**Records for processing**
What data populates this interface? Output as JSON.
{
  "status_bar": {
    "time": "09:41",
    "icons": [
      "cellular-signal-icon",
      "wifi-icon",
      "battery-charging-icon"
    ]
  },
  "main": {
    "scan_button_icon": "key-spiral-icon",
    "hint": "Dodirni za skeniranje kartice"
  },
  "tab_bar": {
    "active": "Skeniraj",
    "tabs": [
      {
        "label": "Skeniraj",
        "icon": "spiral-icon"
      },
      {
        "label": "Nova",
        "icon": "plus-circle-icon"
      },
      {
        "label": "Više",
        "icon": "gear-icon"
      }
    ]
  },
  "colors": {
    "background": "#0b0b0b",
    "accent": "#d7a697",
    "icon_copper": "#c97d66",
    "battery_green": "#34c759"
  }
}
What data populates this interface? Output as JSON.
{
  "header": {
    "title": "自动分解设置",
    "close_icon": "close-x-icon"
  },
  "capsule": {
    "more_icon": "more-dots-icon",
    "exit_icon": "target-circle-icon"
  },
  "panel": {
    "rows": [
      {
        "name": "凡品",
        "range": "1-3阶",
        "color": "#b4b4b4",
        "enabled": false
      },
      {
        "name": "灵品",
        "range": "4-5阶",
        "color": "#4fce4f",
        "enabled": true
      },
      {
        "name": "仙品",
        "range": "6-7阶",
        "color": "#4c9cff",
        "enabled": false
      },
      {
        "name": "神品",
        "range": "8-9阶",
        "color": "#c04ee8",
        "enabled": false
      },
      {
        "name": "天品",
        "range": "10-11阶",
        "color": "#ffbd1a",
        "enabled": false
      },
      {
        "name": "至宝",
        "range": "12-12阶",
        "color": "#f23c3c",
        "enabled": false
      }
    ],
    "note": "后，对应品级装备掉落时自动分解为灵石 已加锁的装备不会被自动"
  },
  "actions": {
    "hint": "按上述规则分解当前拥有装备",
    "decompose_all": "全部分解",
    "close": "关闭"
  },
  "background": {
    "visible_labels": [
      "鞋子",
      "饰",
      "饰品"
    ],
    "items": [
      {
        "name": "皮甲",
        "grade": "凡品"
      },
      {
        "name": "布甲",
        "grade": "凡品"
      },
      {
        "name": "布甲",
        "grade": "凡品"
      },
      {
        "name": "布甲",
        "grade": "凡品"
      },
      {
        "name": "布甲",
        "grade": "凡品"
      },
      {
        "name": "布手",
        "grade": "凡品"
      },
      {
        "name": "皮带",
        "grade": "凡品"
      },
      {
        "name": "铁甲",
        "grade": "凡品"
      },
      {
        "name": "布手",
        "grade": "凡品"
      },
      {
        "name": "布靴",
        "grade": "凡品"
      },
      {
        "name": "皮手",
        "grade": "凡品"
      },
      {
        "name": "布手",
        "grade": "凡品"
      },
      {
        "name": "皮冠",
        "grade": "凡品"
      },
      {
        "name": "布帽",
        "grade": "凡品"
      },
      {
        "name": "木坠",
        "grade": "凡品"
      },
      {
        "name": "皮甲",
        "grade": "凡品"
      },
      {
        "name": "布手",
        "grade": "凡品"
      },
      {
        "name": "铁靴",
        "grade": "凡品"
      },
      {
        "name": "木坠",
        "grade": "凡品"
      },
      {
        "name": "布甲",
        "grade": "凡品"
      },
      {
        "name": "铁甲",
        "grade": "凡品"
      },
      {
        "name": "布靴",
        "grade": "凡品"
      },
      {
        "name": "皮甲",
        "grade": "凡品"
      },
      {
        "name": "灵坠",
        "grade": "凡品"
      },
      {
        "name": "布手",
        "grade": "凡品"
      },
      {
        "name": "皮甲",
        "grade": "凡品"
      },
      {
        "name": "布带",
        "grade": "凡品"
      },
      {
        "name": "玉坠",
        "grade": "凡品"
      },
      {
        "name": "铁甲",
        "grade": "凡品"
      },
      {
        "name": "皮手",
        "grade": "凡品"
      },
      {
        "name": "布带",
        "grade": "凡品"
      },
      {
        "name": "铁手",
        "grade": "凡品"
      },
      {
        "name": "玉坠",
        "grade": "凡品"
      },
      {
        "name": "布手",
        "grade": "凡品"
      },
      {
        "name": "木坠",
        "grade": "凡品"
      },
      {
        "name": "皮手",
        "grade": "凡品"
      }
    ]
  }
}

**Required work**
Each record must be repeated exactly as it is.

**Full solution**
What data populates this interface? Output as JSON.
{
  "status_bar": {
    "time": "09:41",
    "icons": [
      "cellular-signal-icon",
      "wifi-icon",
      "battery-charging-icon"
    ]
  },
  "main": {
    "scan_button_icon": "key-spiral-icon",
    "hint": "Dodirni za skeniranje kartice"
  },
  "tab_bar": {
    "active": "Skeniraj",
    "tabs": [
      {
        "label": "Skeniraj",
        "icon": "spiral-icon"
      },
      {
        "label": "Nova",
        "icon": "plus-circle-icon"
      },
      {
        "label": "Više",
        "icon": "gear-icon"
      }
    ]
  },
  "colors": {
    "background": "#0b0b0b",
    "accent": "#d7a697",
    "icon_copper": "#c97d66",
    "battery_green": "#34c759"
  }
}
What data populates this interface? Output as JSON.
{
  "header": {
    "title": "自动分解设置",
    "close_icon": "close-x-icon"
  },
  "capsule": {
    "more_icon": "more-dots-icon",
    "exit_icon": "target-circle-icon"
  },
  "panel": {
    "rows": [
      {
        "name": "凡品",
        "range": "1-3阶",
        "color": "#b4b4b4",
        "enabled": false
      },
      {
        "name": "灵品",
        "range": "4-5阶",
        "color": "#4fce4f",
        "enabled": true
      },
      {
        "name": "仙品",
        "range": "6-7阶",
        "color": "#4c9cff",
        "enabled": false
      },
      {
        "name": "神品",
        "range": "8-9阶",
        "color": "#c04ee8",
        "enabled": false
      },
      {
        "name": "天品",
        "range": "10-11阶",
        "color": "#ffbd1a",
        "enabled": false
      },
      {
        "name": "至宝",
        "range": "12-12阶",
        "color": "#f23c3c",
        "enabled": false
      }
    ],
    "note": "后，对应品级装备掉落时自动分解为灵石 已加锁的装备不会被自动"
  },
  "actions": {
    "hint": "按上述规则分解当前拥有装备",
    "decompose_all": "全部分解",
    "close": "关闭"
  },
  "background": {
    "visible_labels": [
      "鞋子",
      "饰",
      "饰品"
    ],
    "items": [
      {
        "name": "皮甲",
        "grade": "凡品"
      },
      {
        "name": "布甲",
        "grade": "凡品"
      },
      {
        "name": "布甲",
        "grade": "凡品"
      },
      {
        "name": "布甲",
        "grade": "凡品"
      },
      {
        "name": "布甲",
        "grade": "凡品"
      },
      {
        "name": "布手",
        "grade": "凡品"
      },
      {
        "name": "皮带",
        "grade": "凡品"
      },
      {
        "name": "铁甲",
        "grade": "凡品"
      },
      {
        "name": "布手",
        "grade": "凡品"
      },
      {
        "name": "布靴",
        "grade": "凡品"
      },
      {
        "name": "皮手",
        "grade": "凡品"
      },
      {
        "name": "布手",
        "grade": "凡品"
      },
      {
        "name": "皮冠",
        "grade": "凡品"
      },
      {
        "name": "布帽",
        "grade": "凡品"
      },
      {
        "name": "木坠",
        "grade": "凡品"
      },
      {
        "name": "皮甲",
        "grade": "凡品"
      },
      {
        "name": "布手",
        "grade": "凡品"
      },
      {
        "name": "铁靴",
        "grade": "凡品"
      },
      {
        "name": "木坠",
        "grade": "凡品"
      },
      {
        "name": "布甲",
        "grade": "凡品"
      },
      {
        "name": "铁甲",
        "grade": "凡品"
      },
      {
        "name": "布靴",
        "grade": "凡品"
      },
      {
        "name": "皮甲",
        "grade": "凡品"
      },
      {
        "name": "灵坠",
        "grade": "凡品"
      },
      {
        "name": "布手",
        "grade": "凡品"
      },
      {
        "name": "皮甲",
        "grade": "凡品"
      },
      {
        "name": "布带",
        "grade": "凡品"
      },
      {
        "name": "玉坠",
        "grade": "凡品"
      },
      {
        "name": "铁甲",
        "grade": "凡品"
      },
      {
        "name": "皮手",
        "grade": "凡品"
      },
      {
        "name": "布带",
        "grade": "凡品"
      },
      {
        "name": "铁手",
        "grade": "凡品"
      },
      {
        "name": "玉坠",
        "grade": "凡品"
      },
      {
        "name": "布手",
        "grade": "凡品"
      },
      {
        "name": "木坠",
        "grade": "凡品"
      },
      {
        "name": "皮手",
        "grade": "凡品"
      }
    ]
  }
}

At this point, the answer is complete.